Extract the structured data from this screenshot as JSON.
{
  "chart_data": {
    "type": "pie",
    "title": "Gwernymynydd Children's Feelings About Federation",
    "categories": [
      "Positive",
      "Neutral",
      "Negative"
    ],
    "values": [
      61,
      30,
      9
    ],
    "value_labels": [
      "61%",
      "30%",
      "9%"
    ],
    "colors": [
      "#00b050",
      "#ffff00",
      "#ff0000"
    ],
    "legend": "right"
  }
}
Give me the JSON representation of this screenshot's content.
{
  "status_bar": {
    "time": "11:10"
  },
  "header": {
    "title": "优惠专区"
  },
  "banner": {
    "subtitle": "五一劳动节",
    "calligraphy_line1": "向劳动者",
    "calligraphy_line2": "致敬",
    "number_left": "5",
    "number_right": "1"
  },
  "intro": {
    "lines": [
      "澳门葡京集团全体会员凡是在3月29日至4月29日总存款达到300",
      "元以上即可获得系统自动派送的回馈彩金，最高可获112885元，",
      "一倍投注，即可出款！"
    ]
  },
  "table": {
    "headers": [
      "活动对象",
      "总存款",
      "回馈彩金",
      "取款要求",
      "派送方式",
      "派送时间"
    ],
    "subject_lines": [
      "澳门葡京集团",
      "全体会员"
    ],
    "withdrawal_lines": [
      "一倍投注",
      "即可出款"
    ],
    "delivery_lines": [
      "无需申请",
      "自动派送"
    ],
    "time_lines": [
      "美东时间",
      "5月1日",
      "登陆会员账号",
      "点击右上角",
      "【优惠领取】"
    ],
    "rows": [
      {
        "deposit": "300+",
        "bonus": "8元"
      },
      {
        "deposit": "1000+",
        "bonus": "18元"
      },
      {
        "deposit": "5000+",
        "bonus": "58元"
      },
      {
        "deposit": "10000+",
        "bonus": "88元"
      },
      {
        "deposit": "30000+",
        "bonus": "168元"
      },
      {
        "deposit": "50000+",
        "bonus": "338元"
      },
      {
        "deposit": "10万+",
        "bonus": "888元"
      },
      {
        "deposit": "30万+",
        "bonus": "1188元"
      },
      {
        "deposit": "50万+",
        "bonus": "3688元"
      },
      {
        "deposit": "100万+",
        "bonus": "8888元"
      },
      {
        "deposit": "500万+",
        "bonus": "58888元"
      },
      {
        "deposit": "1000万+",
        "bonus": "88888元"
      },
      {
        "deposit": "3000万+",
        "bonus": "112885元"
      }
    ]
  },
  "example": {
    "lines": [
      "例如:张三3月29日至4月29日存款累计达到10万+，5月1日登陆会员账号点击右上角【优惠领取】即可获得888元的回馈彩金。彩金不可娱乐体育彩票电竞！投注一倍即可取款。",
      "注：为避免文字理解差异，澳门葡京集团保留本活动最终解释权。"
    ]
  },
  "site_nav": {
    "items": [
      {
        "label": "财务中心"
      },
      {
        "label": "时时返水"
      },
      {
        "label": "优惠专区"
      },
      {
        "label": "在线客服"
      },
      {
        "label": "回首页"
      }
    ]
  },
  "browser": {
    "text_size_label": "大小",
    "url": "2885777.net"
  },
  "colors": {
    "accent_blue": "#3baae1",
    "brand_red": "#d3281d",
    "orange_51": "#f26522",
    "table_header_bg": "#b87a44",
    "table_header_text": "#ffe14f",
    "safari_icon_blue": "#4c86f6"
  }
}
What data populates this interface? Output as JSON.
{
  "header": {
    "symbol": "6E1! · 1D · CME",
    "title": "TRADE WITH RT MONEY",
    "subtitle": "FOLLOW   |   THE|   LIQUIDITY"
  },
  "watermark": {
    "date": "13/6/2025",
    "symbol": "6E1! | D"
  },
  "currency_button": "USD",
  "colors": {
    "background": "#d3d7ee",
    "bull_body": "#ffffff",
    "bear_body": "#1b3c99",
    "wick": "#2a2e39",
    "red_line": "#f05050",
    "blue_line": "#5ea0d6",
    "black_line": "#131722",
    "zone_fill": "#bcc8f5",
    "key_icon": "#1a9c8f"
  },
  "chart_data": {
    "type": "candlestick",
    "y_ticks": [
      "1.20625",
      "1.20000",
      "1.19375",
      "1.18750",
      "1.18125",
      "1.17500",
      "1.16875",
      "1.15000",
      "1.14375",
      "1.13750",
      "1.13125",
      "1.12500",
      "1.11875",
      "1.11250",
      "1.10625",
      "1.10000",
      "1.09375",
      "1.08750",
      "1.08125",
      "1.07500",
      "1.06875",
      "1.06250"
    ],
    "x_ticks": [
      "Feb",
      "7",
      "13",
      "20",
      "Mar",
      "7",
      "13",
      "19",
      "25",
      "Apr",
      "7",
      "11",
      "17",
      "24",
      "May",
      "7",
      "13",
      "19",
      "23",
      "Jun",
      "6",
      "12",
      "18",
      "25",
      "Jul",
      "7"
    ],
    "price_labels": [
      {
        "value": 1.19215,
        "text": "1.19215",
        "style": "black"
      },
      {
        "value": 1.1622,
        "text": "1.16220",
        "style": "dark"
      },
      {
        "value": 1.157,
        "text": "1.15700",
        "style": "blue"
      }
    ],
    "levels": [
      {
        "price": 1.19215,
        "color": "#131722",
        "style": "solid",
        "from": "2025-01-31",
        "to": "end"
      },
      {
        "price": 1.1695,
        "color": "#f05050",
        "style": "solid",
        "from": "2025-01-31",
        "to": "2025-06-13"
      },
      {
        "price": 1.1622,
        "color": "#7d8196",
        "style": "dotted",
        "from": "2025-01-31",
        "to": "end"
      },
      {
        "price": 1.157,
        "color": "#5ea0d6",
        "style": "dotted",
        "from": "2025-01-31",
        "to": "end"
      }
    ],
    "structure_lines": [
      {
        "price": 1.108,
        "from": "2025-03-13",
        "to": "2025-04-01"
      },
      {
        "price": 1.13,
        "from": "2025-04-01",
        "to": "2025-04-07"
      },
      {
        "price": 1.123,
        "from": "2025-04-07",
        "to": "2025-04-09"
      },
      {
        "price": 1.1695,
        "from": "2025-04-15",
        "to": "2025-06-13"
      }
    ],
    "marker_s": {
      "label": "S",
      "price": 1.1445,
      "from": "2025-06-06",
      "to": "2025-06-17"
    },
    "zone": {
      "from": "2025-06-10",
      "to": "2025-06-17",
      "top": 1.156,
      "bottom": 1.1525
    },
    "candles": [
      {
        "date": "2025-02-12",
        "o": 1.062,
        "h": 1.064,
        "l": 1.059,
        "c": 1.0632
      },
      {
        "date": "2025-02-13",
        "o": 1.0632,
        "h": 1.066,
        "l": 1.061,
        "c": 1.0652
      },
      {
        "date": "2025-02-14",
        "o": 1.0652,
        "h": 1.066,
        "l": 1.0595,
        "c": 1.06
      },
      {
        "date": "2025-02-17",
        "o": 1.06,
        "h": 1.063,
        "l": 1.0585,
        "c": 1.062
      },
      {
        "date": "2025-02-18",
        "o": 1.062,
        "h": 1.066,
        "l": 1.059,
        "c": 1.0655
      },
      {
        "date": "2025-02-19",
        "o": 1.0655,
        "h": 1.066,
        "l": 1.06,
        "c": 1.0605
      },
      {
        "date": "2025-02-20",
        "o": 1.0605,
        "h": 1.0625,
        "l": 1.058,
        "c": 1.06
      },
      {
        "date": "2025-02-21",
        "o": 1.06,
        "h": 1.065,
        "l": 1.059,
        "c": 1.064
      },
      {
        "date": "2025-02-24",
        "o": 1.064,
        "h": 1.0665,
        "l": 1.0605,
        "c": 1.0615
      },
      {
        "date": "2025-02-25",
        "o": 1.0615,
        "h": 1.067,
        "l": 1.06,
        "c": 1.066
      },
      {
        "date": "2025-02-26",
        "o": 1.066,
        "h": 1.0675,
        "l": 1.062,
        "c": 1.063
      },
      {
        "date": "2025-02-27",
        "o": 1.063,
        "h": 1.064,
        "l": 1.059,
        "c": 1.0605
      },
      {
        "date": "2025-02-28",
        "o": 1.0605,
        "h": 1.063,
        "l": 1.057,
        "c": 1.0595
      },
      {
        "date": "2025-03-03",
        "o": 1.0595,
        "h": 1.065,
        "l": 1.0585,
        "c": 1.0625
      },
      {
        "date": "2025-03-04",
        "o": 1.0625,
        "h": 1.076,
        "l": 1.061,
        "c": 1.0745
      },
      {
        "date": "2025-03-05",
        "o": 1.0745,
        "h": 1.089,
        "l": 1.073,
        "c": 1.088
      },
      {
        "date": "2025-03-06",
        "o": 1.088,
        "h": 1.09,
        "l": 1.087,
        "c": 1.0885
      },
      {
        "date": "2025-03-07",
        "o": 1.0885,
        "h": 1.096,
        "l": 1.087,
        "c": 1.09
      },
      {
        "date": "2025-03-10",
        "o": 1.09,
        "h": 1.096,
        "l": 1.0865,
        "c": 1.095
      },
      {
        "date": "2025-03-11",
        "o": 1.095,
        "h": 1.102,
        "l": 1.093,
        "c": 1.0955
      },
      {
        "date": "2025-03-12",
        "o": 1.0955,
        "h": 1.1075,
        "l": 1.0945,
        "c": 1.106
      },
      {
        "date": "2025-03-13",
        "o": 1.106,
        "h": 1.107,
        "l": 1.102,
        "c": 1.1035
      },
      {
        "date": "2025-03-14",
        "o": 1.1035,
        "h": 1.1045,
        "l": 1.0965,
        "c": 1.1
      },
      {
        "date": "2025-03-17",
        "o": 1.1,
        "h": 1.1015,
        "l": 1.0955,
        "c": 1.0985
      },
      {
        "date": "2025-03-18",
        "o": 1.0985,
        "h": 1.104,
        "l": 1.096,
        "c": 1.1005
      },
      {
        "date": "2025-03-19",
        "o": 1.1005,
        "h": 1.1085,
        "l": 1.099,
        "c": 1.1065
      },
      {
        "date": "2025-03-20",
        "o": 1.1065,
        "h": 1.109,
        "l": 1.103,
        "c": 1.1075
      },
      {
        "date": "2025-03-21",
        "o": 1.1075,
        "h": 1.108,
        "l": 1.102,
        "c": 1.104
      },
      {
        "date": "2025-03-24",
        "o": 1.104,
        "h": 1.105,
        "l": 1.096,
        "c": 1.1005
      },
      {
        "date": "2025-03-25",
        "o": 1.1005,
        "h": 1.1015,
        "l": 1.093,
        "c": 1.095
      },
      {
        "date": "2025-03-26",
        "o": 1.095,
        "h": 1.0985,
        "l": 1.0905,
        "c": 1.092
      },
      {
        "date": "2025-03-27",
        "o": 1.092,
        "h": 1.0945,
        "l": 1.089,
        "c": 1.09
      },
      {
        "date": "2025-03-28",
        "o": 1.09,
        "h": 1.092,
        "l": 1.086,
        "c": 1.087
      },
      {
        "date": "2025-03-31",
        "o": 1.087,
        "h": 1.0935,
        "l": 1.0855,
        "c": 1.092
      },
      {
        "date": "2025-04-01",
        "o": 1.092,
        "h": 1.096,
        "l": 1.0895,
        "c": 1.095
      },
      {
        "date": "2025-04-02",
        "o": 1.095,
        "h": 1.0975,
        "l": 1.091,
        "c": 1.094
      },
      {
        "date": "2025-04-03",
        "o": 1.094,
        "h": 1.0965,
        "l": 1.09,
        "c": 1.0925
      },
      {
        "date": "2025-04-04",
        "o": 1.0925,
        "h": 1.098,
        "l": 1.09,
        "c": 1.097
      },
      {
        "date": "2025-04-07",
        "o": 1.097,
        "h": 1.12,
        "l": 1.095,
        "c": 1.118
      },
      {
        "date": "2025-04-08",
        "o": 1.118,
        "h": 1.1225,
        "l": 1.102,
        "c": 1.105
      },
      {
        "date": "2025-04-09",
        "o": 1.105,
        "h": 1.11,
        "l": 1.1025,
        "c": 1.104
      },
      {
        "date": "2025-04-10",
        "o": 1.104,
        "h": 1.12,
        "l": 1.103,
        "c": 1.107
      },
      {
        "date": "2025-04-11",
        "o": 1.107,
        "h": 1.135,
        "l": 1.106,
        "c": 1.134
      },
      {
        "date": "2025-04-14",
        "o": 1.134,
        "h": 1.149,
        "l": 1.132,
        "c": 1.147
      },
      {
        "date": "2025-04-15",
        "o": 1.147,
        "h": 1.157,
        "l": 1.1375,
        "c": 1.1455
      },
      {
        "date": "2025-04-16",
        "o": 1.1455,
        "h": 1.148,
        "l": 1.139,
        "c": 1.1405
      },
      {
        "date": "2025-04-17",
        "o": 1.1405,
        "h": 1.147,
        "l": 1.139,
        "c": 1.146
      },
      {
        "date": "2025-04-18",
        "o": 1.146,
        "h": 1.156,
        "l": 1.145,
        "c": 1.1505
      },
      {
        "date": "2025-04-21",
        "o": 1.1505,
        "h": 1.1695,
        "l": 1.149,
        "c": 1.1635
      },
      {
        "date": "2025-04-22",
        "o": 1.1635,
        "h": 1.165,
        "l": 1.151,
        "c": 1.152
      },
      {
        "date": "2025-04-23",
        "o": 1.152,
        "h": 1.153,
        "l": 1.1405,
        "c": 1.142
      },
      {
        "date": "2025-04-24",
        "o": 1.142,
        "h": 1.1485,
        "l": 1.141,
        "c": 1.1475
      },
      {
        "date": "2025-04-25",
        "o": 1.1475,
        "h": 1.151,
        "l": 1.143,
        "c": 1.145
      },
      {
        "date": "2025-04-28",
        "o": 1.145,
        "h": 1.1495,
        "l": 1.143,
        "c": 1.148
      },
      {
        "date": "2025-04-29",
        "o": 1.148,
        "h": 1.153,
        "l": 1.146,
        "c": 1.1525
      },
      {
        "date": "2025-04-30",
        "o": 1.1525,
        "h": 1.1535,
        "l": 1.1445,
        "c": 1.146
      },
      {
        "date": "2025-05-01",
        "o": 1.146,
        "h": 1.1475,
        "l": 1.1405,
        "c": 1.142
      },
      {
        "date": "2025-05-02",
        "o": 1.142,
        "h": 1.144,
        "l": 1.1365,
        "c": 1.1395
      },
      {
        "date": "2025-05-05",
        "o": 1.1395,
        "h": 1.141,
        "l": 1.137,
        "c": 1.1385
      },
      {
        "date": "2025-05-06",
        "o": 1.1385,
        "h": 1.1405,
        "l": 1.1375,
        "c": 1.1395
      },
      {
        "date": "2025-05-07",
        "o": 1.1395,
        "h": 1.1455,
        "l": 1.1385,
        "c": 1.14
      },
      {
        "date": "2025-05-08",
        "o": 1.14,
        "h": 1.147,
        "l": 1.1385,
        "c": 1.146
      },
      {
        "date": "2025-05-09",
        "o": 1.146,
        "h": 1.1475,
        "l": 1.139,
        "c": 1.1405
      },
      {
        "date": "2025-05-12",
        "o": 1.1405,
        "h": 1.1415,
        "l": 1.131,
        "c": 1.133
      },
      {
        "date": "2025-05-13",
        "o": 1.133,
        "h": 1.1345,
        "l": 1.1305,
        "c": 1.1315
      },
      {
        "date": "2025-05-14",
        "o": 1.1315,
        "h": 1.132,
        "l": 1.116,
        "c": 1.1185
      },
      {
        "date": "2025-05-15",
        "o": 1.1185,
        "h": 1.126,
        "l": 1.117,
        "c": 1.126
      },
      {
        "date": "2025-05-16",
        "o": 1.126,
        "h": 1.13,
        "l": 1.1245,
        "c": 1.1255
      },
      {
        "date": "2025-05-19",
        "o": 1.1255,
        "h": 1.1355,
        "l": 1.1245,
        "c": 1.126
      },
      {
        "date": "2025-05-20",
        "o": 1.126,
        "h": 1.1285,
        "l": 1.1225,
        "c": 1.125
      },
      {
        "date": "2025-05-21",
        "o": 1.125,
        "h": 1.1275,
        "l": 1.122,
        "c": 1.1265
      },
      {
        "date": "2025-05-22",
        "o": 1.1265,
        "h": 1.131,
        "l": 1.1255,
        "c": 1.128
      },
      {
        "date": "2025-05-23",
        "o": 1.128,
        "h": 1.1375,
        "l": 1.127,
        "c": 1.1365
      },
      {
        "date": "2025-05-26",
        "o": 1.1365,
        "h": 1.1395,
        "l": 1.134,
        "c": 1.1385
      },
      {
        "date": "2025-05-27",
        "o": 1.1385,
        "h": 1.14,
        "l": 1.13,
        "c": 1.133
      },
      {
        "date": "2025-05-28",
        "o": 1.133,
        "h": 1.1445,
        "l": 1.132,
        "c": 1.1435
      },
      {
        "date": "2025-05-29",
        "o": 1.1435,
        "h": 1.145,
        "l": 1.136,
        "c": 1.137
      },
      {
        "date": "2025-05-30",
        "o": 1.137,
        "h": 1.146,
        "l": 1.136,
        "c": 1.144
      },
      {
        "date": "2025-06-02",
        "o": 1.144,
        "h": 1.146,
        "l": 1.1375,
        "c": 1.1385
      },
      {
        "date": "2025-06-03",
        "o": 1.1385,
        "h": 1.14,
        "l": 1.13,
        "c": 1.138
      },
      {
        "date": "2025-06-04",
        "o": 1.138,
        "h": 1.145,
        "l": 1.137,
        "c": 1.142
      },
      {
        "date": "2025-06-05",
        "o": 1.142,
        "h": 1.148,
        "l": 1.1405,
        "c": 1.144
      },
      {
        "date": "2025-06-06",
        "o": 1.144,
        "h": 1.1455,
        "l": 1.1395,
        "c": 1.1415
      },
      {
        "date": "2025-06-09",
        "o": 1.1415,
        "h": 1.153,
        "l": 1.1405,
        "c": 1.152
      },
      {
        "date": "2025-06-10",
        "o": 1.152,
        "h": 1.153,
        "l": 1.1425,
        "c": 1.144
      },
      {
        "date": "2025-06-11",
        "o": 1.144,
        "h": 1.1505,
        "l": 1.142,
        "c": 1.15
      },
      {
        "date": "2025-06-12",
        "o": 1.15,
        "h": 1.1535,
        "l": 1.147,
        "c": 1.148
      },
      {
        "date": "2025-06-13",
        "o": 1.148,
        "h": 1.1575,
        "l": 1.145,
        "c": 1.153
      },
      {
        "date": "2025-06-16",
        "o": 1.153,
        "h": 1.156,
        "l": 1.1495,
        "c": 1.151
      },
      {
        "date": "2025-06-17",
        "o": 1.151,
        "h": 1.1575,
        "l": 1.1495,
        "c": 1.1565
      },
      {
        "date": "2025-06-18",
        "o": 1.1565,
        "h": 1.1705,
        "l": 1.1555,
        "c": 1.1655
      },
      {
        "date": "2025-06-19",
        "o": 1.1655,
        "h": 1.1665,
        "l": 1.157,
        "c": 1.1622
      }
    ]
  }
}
● ● ●
● **The problem**
Pull out every line in the material above where "style" occurs.

● **Task solution**
        "style": "black"
        "style": "dark"
        "style": "blue"
        "style": "solid",
        "style": "solid",
        "style": "dotted",
        "style": "dotted",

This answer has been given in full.